:: RECORDS SUPPLIED ::
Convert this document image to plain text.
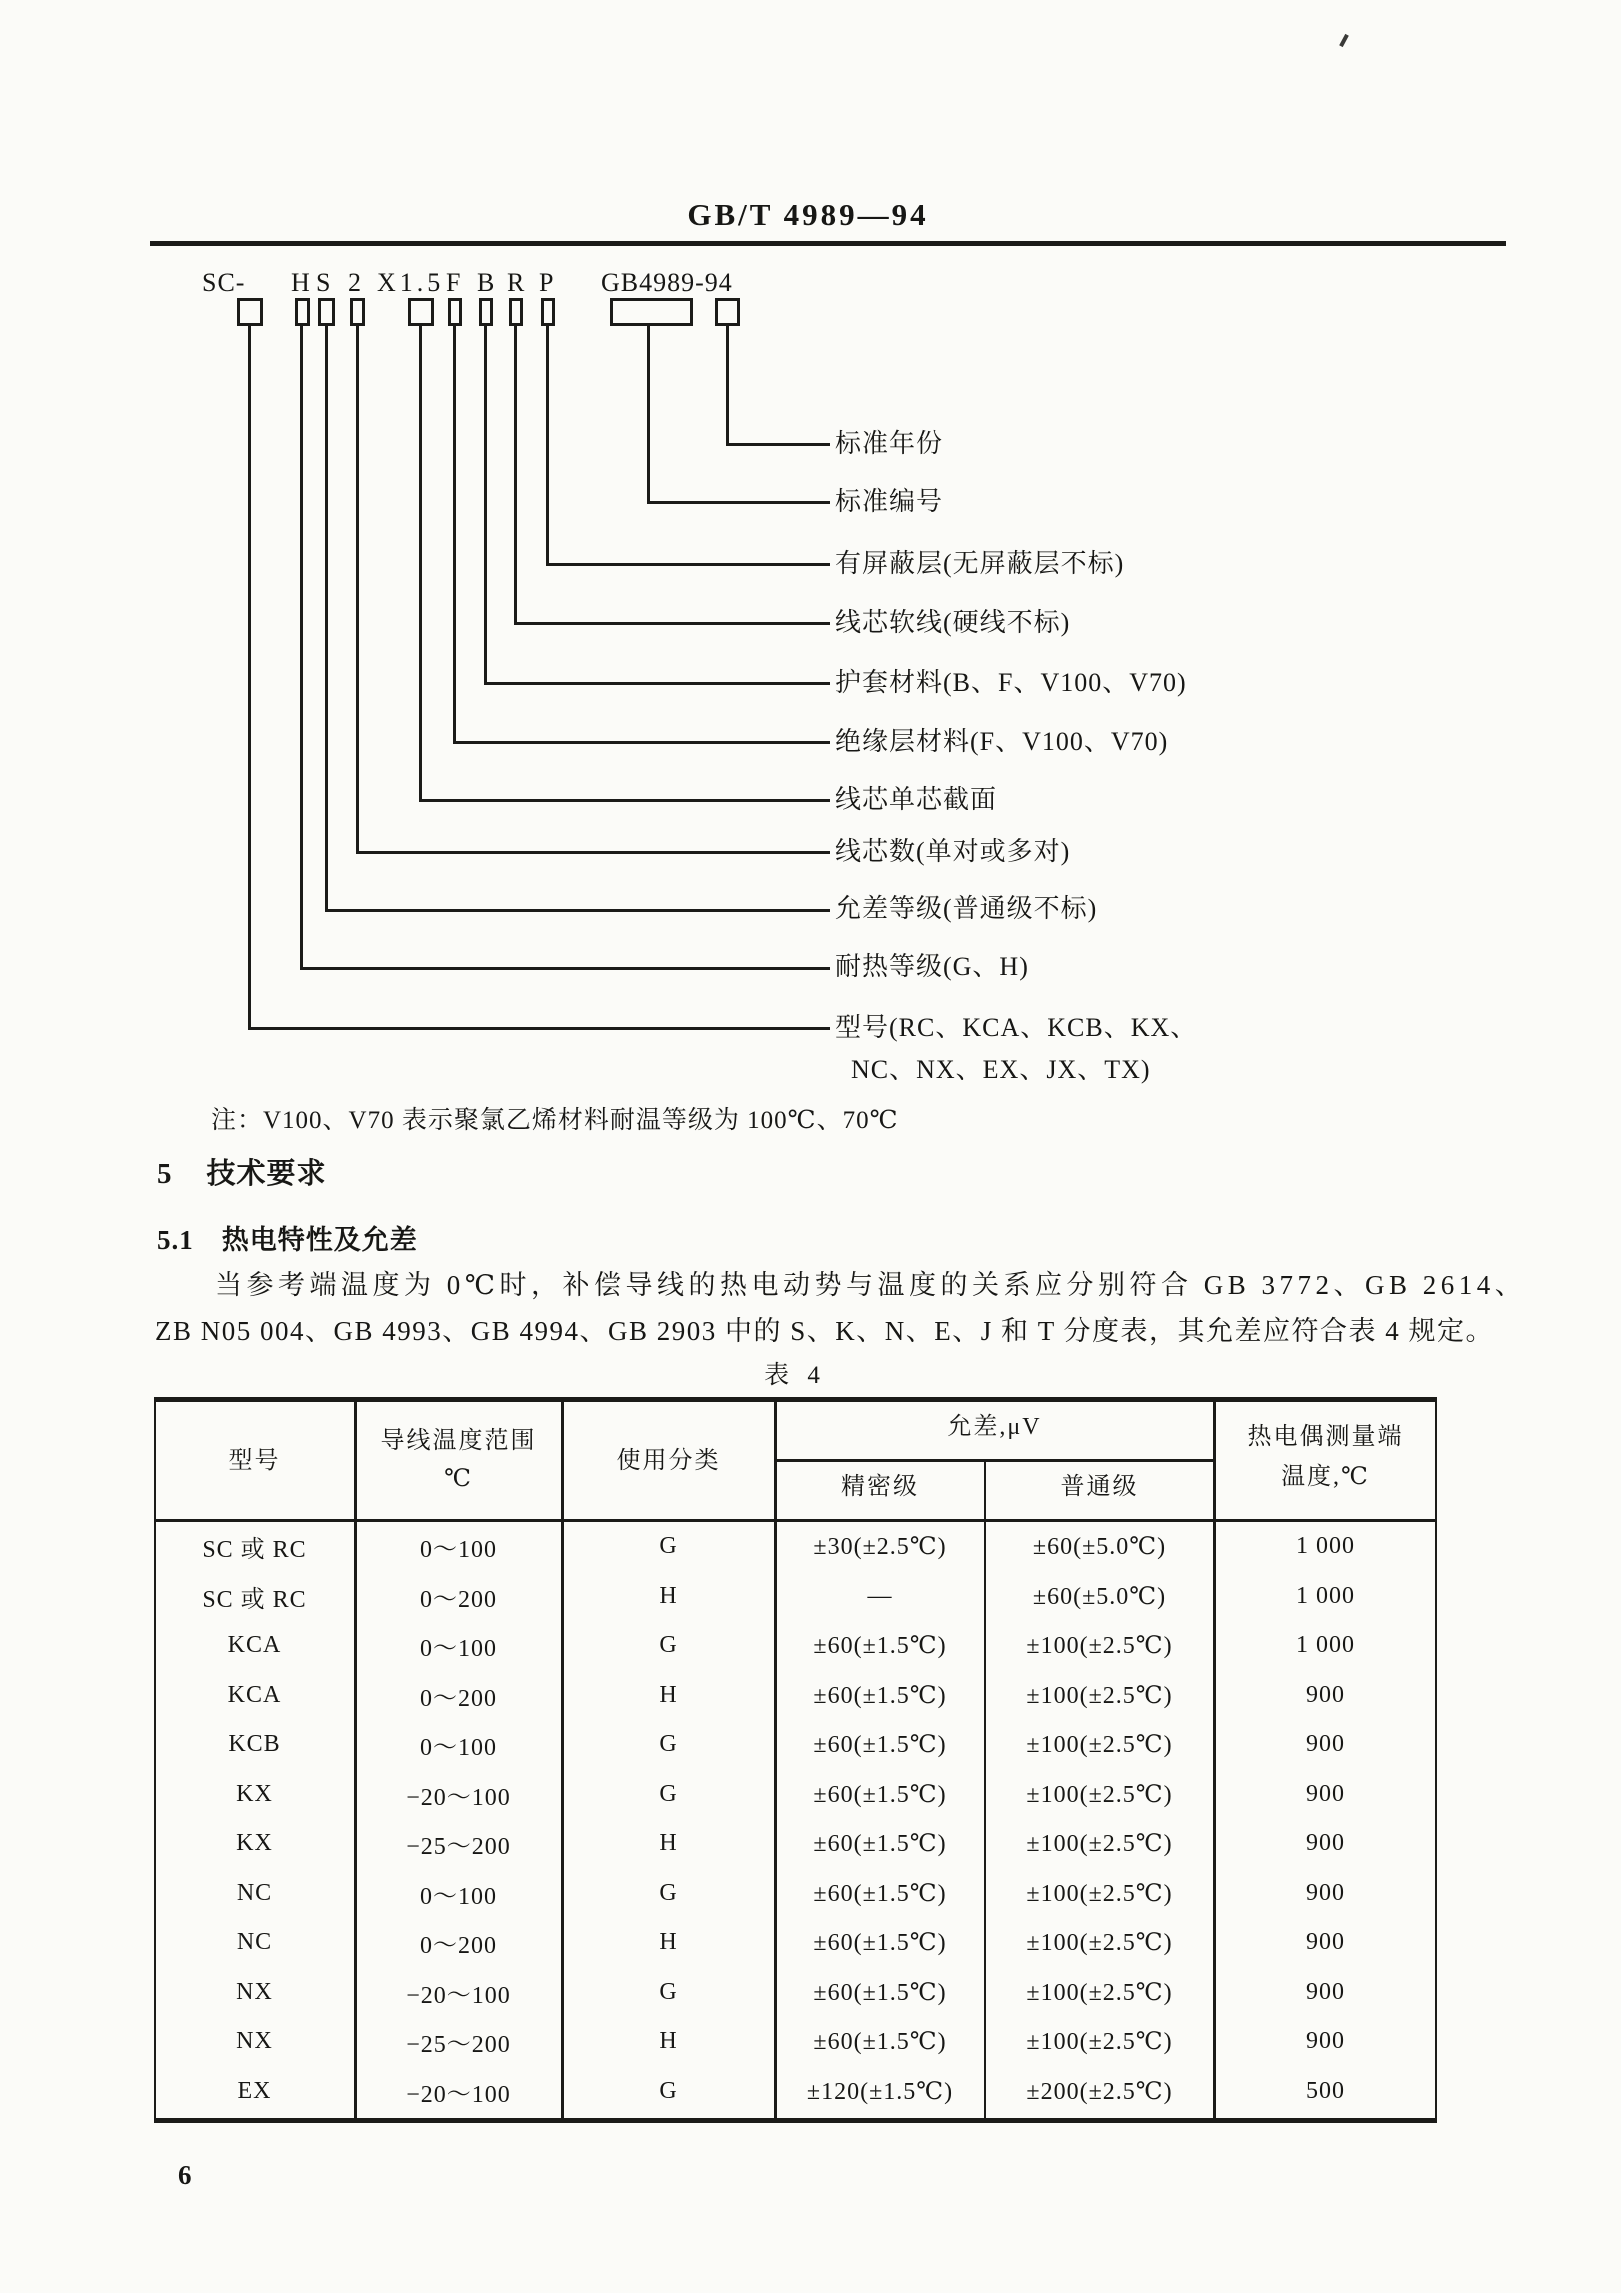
GB/T 4989—94
SC- H S 2 X1.5 F B R P GB4989-94
标准年份
标准编号
有屏蔽层(无屏蔽层不标)
线芯软线(硬线不标)
护套材料(B、F、V100、V70)
绝缘层材料(F、V100、V70)
线芯单芯截面
线芯数(单对或多对)
允差等级(普通级不标)
耐热等级(G、H)
型号(RC、KCA、KCB、KX、
NC、NX、EX、JX、TX)
注：V100、V70 表示聚氯乙烯材料耐温等级为 100℃、70℃
5 技术要求
5.1 热电特性及允差
当参考端温度为 0℃时，补偿导线的热电动势与温度的关系应分别符合 GB 3772、GB 2614、
ZB N05 004、GB 4993、GB 4994、GB 2903 中的 S、K、N、E、J 和 T 分度表，其允差应符合表 4 规定。
表 4
型号
导线温度范围
℃
使用分类
允差,μV
精密级	普通级
热电偶测量端
温度,℃
SC 或 RC	0～100	G	±30(±2.5℃)	±60(±5.0℃)	1 000
SC 或 RC	0～200	H	—	±60(±5.0℃)	1 000
KCA	0～100	G	±60(±1.5℃)	±100(±2.5℃)	1 000
KCA	0～200	H	±60(±1.5℃)	±100(±2.5℃)	900
KCB	0～100	G	±60(±1.5℃)	±100(±2.5℃)	900
KX	−20～100	G	±60(±1.5℃)	±100(±2.5℃)	900
KX	−25～200	H	±60(±1.5℃)	±100(±2.5℃)	900
NC	0～100	G	±60(±1.5℃)	±100(±2.5℃)	900
NC	0～200	H	±60(±1.5℃)	±100(±2.5℃)	900
NX	−20～100	G	±60(±1.5℃)	±100(±2.5℃)	900
NX	−25～200	H	±60(±1.5℃)	±100(±2.5℃)	900
EX	−20～100	G	±120(±1.5℃)	±200(±2.5℃)	500
6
:::
REQUIRED WORK
All of the material above should be reproduced exactly, except the pictures.

PROBLEM SOLUTION
Convert this document image to plain text.
GB/T 4989—94
SC- H S 2 X1.5 F B R P GB4989-94
标准年份
标准编号
有屏蔽层(无屏蔽层不标)
线芯软线(硬线不标)
护套材料(B、F、V100、V70)
绝缘层材料(F、V100、V70)
线芯单芯截面
线芯数(单对或多对)
允差等级(普通级不标)
耐热等级(G、H)
型号(RC、KCA、KCB、KX、
NC、NX、EX、JX、TX)
注：V100、V70 表示聚氯乙烯材料耐温等级为 100℃、70℃
5 技术要求
5.1 热电特性及允差
当参考端温度为 0℃时，补偿导线的热电动势与温度的关系应分别符合 GB 3772、GB 2614、
ZB N05 004、GB 4993、GB 4994、GB 2903 中的 S、K、N、E、J 和 T 分度表，其允差应符合表 4 规定。
表 4
型号
导线温度范围
℃
使用分类
允差,μV
精密级	普通级
热电偶测量端
温度,℃
SC 或 RC	0～100	G	±30(±2.5℃)	±60(±5.0℃)	1 000
SC 或 RC	0～200	H	—	±60(±5.0℃)	1 000
KCA	0～100	G	±60(±1.5℃)	±100(±2.5℃)	1 000
KCA	0～200	H	±60(±1.5℃)	±100(±2.5℃)	900
KCB	0～100	G	±60(±1.5℃)	±100(±2.5℃)	900
KX	−20～100	G	±60(±1.5℃)	±100(±2.5℃)	900
KX	−25～200	H	±60(±1.5℃)	±100(±2.5℃)	900
NC	0～100	G	±60(±1.5℃)	±100(±2.5℃)	900
NC	0～200	H	±60(±1.5℃)	±100(±2.5℃)	900
NX	−20～100	G	±60(±1.5℃)	±100(±2.5℃)	900
NX	−25～200	H	±60(±1.5℃)	±100(±2.5℃)	900
EX	−20～100	G	±120(±1.5℃)	±200(±2.5℃)	500
6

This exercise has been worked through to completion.